**Directions:**
Copy every entry word for word. Skip the pictures.

═══ Data to use

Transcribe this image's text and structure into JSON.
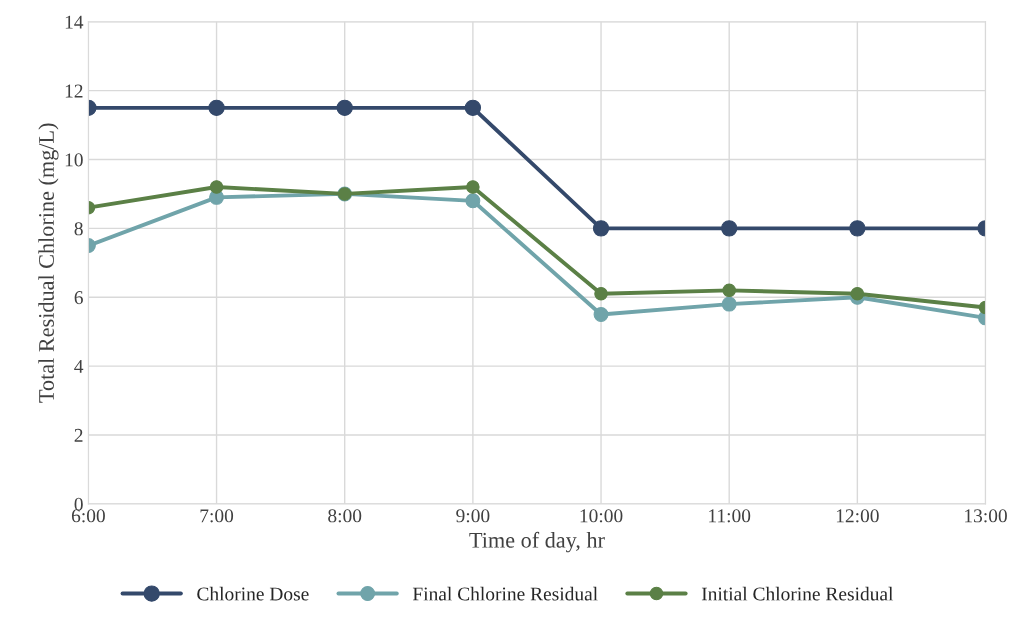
{
  "chart_data": {
    "type": "line",
    "xlabel": "Time of day, hr",
    "ylabel": "Total Residual Chlorine (mg/L)",
    "x": [
      6,
      7,
      8,
      9,
      10,
      11,
      12,
      13
    ],
    "series": [
      {
        "name": "Chlorine Dose",
        "color": "#34496b",
        "values": [
          11.5,
          11.5,
          11.5,
          11.5,
          8,
          8,
          8,
          8
        ]
      },
      {
        "name": "Final Chlorine Residual",
        "color": "#70a4aa",
        "values": [
          7.5,
          8.9,
          9.0,
          8.8,
          5.5,
          5.8,
          6.0,
          5.4
        ]
      },
      {
        "name": "Initial Chlorine Residual",
        "color": "#5b8046",
        "values": [
          8.6,
          9.2,
          9.0,
          9.2,
          6.1,
          6.2,
          6.1,
          5.7
        ]
      }
    ],
    "xlim": [
      6,
      13
    ],
    "xticks": [
      {
        "value": 6,
        "label": "6:00"
      },
      {
        "value": 7,
        "label": "7:00"
      },
      {
        "value": 8,
        "label": "8:00"
      },
      {
        "value": 9,
        "label": "9:00"
      },
      {
        "value": 10,
        "label": "10:00"
      },
      {
        "value": 11,
        "label": "11:00"
      },
      {
        "value": 12,
        "label": "12:00"
      },
      {
        "value": 13,
        "label": "13:00"
      }
    ],
    "ylim": [
      0,
      14
    ],
    "yticks": [
      0,
      2,
      4,
      6,
      8,
      10,
      12,
      14
    ],
    "grid": true,
    "legend": "bottom",
    "marker": "circle",
    "line_style": "solid"
  }
}
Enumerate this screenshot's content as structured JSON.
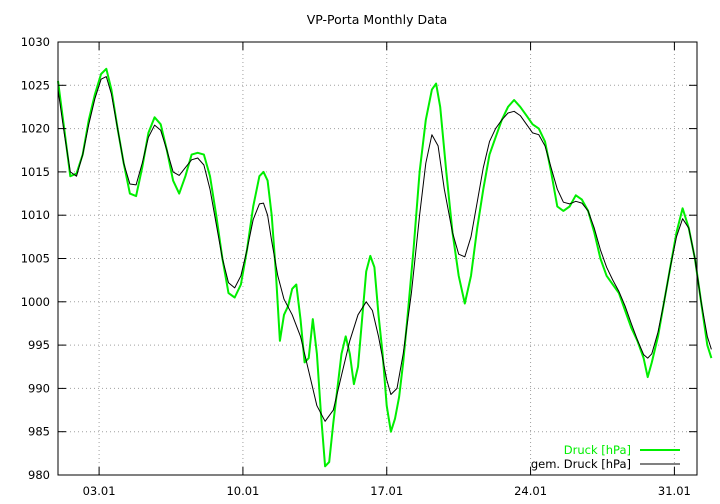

══════

**Solution to this task:**
Transcribe this image's text and structure into JSON.
{
  "chart_data": {
    "type": "line",
    "xlabel": "Time of day, hr",
    "ylabel": "Total Residual Chlorine (mg/L)",
    "x": [
      6,
      7,
      8,
      9,
      10,
      11,
      12,
      13
    ],
    "series": [
      {
        "name": "Chlorine Dose",
        "color": "#34496b",
        "values": [
          11.5,
          11.5,
          11.5,
          11.5,
          8,
          8,
          8,
          8
        ]
      },
      {
        "name": "Final Chlorine Residual",
        "color": "#70a4aa",
        "values": [
          7.5,
          8.9,
          9.0,
          8.8,
          5.5,
          5.8,
          6.0,
          5.4
        ]
      },
      {
        "name": "Initial Chlorine Residual",
        "color": "#5b8046",
        "values": [
          8.6,
          9.2,
          9.0,
          9.2,
          6.1,
          6.2,
          6.1,
          5.7
        ]
      }
    ],
    "xlim": [
      6,
      13
    ],
    "xticks": [
      {
        "value": 6,
        "label": "6:00"
      },
      {
        "value": 7,
        "label": "7:00"
      },
      {
        "value": 8,
        "label": "8:00"
      },
      {
        "value": 9,
        "label": "9:00"
      },
      {
        "value": 10,
        "label": "10:00"
      },
      {
        "value": 11,
        "label": "11:00"
      },
      {
        "value": 12,
        "label": "12:00"
      },
      {
        "value": 13,
        "label": "13:00"
      }
    ],
    "ylim": [
      0,
      14
    ],
    "yticks": [
      0,
      2,
      4,
      6,
      8,
      10,
      12,
      14
    ],
    "grid": true,
    "legend": "bottom",
    "marker": "circle",
    "line_style": "solid"
  }
}
Enumerate this screenshot's content as structured JSON.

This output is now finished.